Materials provided start

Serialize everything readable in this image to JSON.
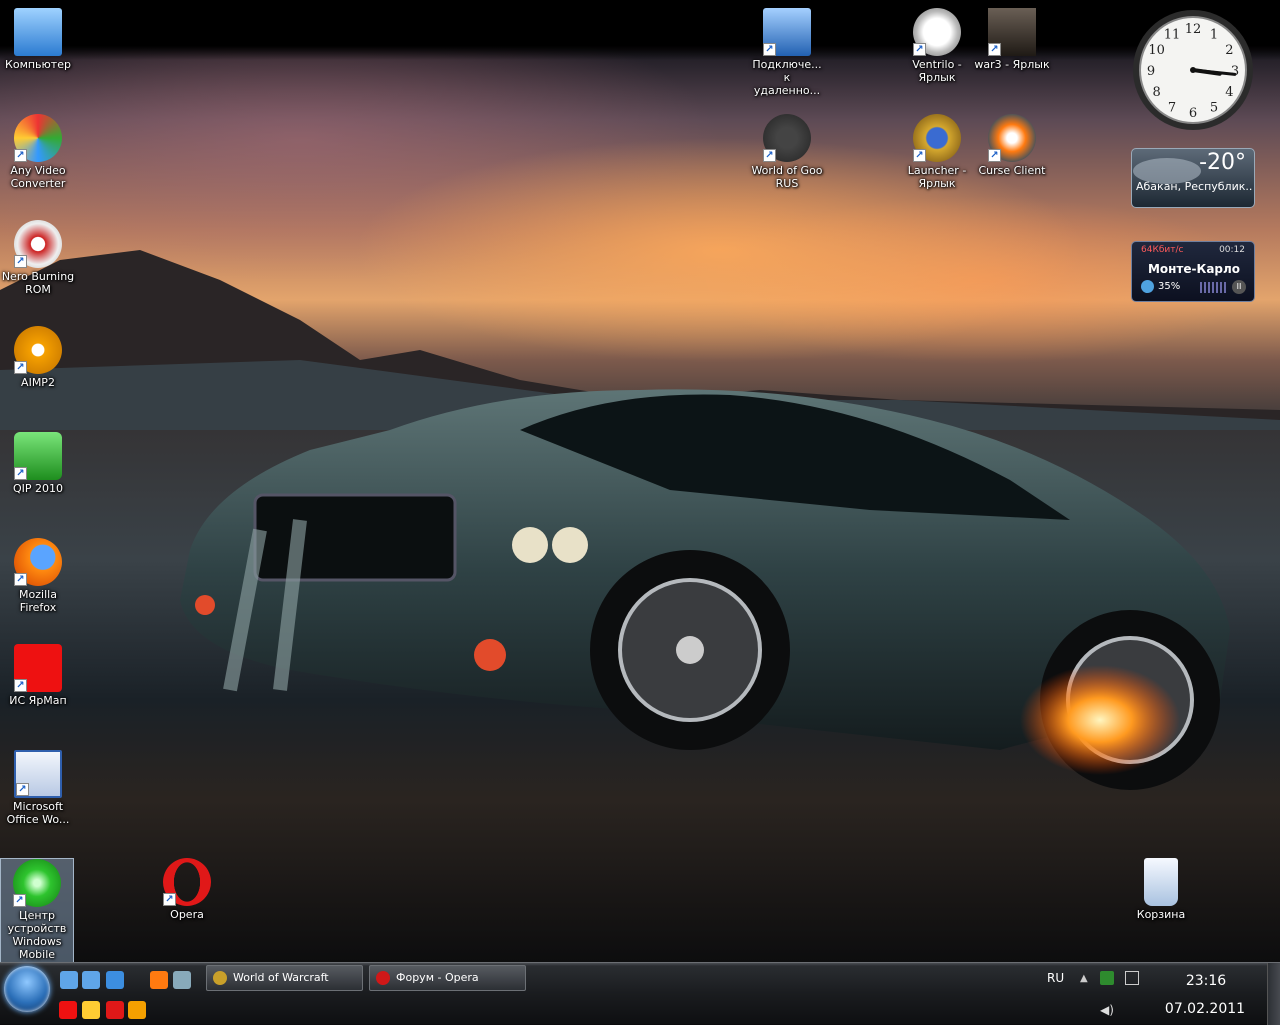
{
  "desktop": {
    "icons": [
      {
        "label": "Компьютер",
        "icon": "computer-icon"
      },
      {
        "label": "Any Video Converter",
        "icon": "video-converter-icon"
      },
      {
        "label": "Nero Burning ROM",
        "icon": "nero-icon"
      },
      {
        "label": "AIMP2",
        "icon": "aimp-icon"
      },
      {
        "label": "QIP 2010",
        "icon": "qip-icon"
      },
      {
        "label": "Mozilla Firefox",
        "icon": "firefox-icon"
      },
      {
        "label": "ИС ЯрМап",
        "icon": "yarmap-icon"
      },
      {
        "label": "Microsoft Office Wo...",
        "icon": "word-icon"
      },
      {
        "label": "Центр устройств Windows Mobile",
        "icon": "windows-mobile-icon"
      },
      {
        "label": "Opera",
        "icon": "opera-icon"
      },
      {
        "label": "Подключе... к удаленно...",
        "icon": "remote-desktop-icon"
      },
      {
        "label": "Ventrilo - Ярлык",
        "icon": "ventrilo-icon"
      },
      {
        "label": "war3 - Ярлык",
        "icon": "war3-icon"
      },
      {
        "label": "World of Goo RUS",
        "icon": "world-of-goo-icon"
      },
      {
        "label": "Launcher - Ярлык",
        "icon": "wow-launcher-icon"
      },
      {
        "label": "Curse Client",
        "icon": "curse-icon"
      },
      {
        "label": "Корзина",
        "icon": "recycle-bin-icon"
      }
    ]
  },
  "gadgets": {
    "clock": {
      "numbers": [
        "12",
        "1",
        "2",
        "3",
        "4",
        "5",
        "6",
        "7",
        "8",
        "9",
        "10",
        "11"
      ],
      "hour": 3,
      "minute": 16
    },
    "weather": {
      "temperature": "-20°",
      "location": "Абакан, Республик..."
    },
    "radio": {
      "bitrate": "64Кбит/с",
      "elapsed": "00:12",
      "station": "Монте-Карло",
      "volume": "35%"
    }
  },
  "taskbar": {
    "start_icon": "windows-start-icon",
    "quicklaunch": [
      "show-desktop-icon",
      "switch-windows-icon",
      "internet-explorer-icon",
      "firefox-icon",
      "shell-icon",
      "yarmap-icon",
      "qip-icon",
      "opera-icon",
      "messenger-icon"
    ],
    "tasks": [
      {
        "label": "World of Warcraft",
        "icon": "wow-icon",
        "color": "#c9a02a"
      },
      {
        "label": "Форум - Opera",
        "icon": "opera-icon",
        "color": "#d01818"
      }
    ],
    "tray": {
      "language": "RU",
      "time": "23:16",
      "date": "07.02.2011"
    }
  },
  "colors": {
    "accent": "#2b6fb8",
    "taskbar": "#1a1c1f"
  }
}
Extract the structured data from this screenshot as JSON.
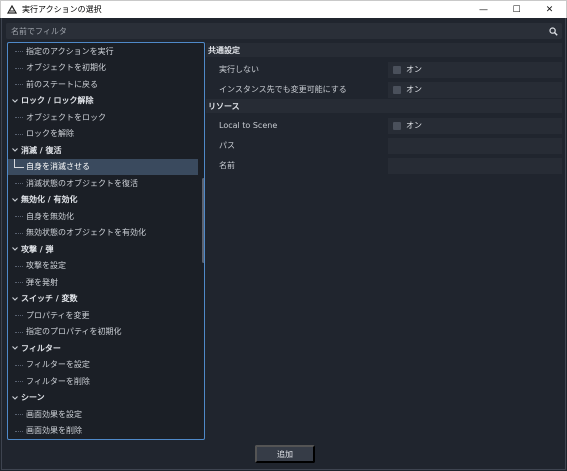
{
  "window": {
    "title": "実行アクションの選択",
    "minimize_glyph": "—",
    "maximize_glyph": "☐",
    "close_glyph": "✕"
  },
  "filter": {
    "placeholder": "名前でフィルタ",
    "value": ""
  },
  "tree": {
    "items": [
      {
        "type": "leaf",
        "label": "指定のアクションを実行"
      },
      {
        "type": "leaf",
        "label": "オブジェクトを初期化"
      },
      {
        "type": "leaf",
        "label": "前のステートに戻る"
      },
      {
        "type": "category",
        "label": "ロック / ロック解除"
      },
      {
        "type": "leaf",
        "label": "オブジェクトをロック"
      },
      {
        "type": "leaf",
        "label": "ロックを解除"
      },
      {
        "type": "category",
        "label": "消滅 / 復活"
      },
      {
        "type": "leaf",
        "label": "自身を消滅させる",
        "selected": true
      },
      {
        "type": "leaf",
        "label": "消滅状態のオブジェクトを復活"
      },
      {
        "type": "category",
        "label": "無効化 / 有効化"
      },
      {
        "type": "leaf",
        "label": "自身を無効化"
      },
      {
        "type": "leaf",
        "label": "無効状態のオブジェクトを有効化"
      },
      {
        "type": "category",
        "label": "攻撃 / 弾"
      },
      {
        "type": "leaf",
        "label": "攻撃を設定"
      },
      {
        "type": "leaf",
        "label": "弾を発射"
      },
      {
        "type": "category",
        "label": "スイッチ / 変数"
      },
      {
        "type": "leaf",
        "label": "プロパティを変更"
      },
      {
        "type": "leaf",
        "label": "指定のプロパティを初期化"
      },
      {
        "type": "category",
        "label": "フィルター"
      },
      {
        "type": "leaf",
        "label": "フィルターを設定"
      },
      {
        "type": "leaf",
        "label": "フィルターを削除"
      },
      {
        "type": "category",
        "label": "シーン"
      },
      {
        "type": "leaf",
        "label": "画面効果を設定"
      },
      {
        "type": "leaf",
        "label": "画面効果を削除"
      }
    ]
  },
  "inspector": {
    "common_header": "共通設定",
    "common_props": [
      {
        "name": "実行しない",
        "checkbox_label": "オン"
      },
      {
        "name": "インスタンス先でも変更可能にする",
        "checkbox_label": "オン"
      }
    ],
    "resource_header": "リソース",
    "resource_props": [
      {
        "name": "Local to Scene",
        "checkbox_label": "オン"
      },
      {
        "name": "パス",
        "value": ""
      },
      {
        "name": "名前",
        "value": ""
      }
    ]
  },
  "footer": {
    "add_label": "追加"
  },
  "colors": {
    "accent": "#4f89c8",
    "selection": "#3a4a5e",
    "background": "#20252e"
  }
}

Materials provided end

§ Task statement:
Gather all lines of the records that include the word "desktop".

§ Output for this task:
  "desktop": {
        "icon": "remote-desktop-icon"
      "show-desktop-icon",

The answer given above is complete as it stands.